Given task |
Repeat the material verbatim. Images are excluded from the copy.

--

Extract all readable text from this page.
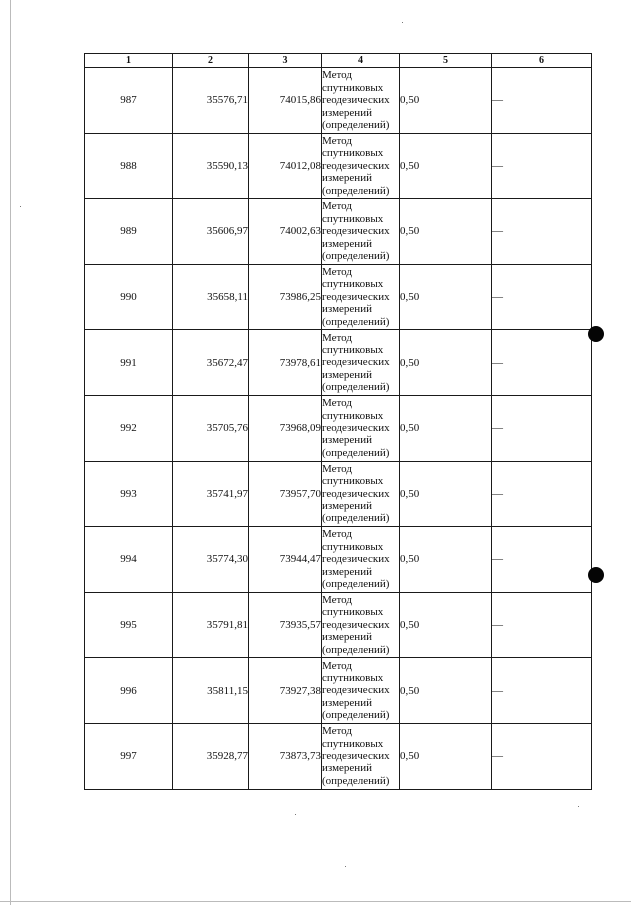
1	2	3	4	5	6
987	35576,71	74015,86	Метод
спутниковых
геодезических
измерений
(определений)	0,50	—
988	35590,13	74012,08	Метод
спутниковых
геодезических
измерений
(определений)	0,50	—
989	35606,97	74002,63	Метод
спутниковых
геодезических
измерений
(определений)	0,50	—
990	35658,11	73986,25	Метод
спутниковых
геодезических
измерений
(определений)	0,50	—
991	35672,47	73978,61	Метод
спутниковых
геодезических
измерений
(определений)	0,50	—
992	35705,76	73968,09	Метод
спутниковых
геодезических
измерений
(определений)	0,50	—
993	35741,97	73957,70	Метод
спутниковых
геодезических
измерений
(определений)	0,50	—
994	35774,30	73944,47	Метод
спутниковых
геодезических
измерений
(определений)	0,50	—
995	35791,81	73935,57	Метод
спутниковых
геодезических
измерений
(определений)	0,50	—
996	35811,15	73927,38	Метод
спутниковых
геодезических
измерений
(определений)	0,50	—
997	35928,77	73873,73	Метод
спутниковых
геодезических
измерений
(определений)	0,50	—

--

Solution below |
Extract all readable text from this page.
1	2	3	4	5	6
987	35576,71	74015,86	Метод
спутниковых
геодезических
измерений
(определений)	0,50	—
988	35590,13	74012,08	Метод
спутниковых
геодезических
измерений
(определений)	0,50	—
989	35606,97	74002,63	Метод
спутниковых
геодезических
измерений
(определений)	0,50	—
990	35658,11	73986,25	Метод
спутниковых
геодезических
измерений
(определений)	0,50	—
991	35672,47	73978,61	Метод
спутниковых
геодезических
измерений
(определений)	0,50	—
992	35705,76	73968,09	Метод
спутниковых
геодезических
измерений
(определений)	0,50	—
993	35741,97	73957,70	Метод
спутниковых
геодезических
измерений
(определений)	0,50	—
994	35774,30	73944,47	Метод
спутниковых
геодезических
измерений
(определений)	0,50	—
995	35791,81	73935,57	Метод
спутниковых
геодезических
измерений
(определений)	0,50	—
996	35811,15	73927,38	Метод
спутниковых
геодезических
измерений
(определений)	0,50	—
997	35928,77	73873,73	Метод
спутниковых
геодезических
измерений
(определений)	0,50	—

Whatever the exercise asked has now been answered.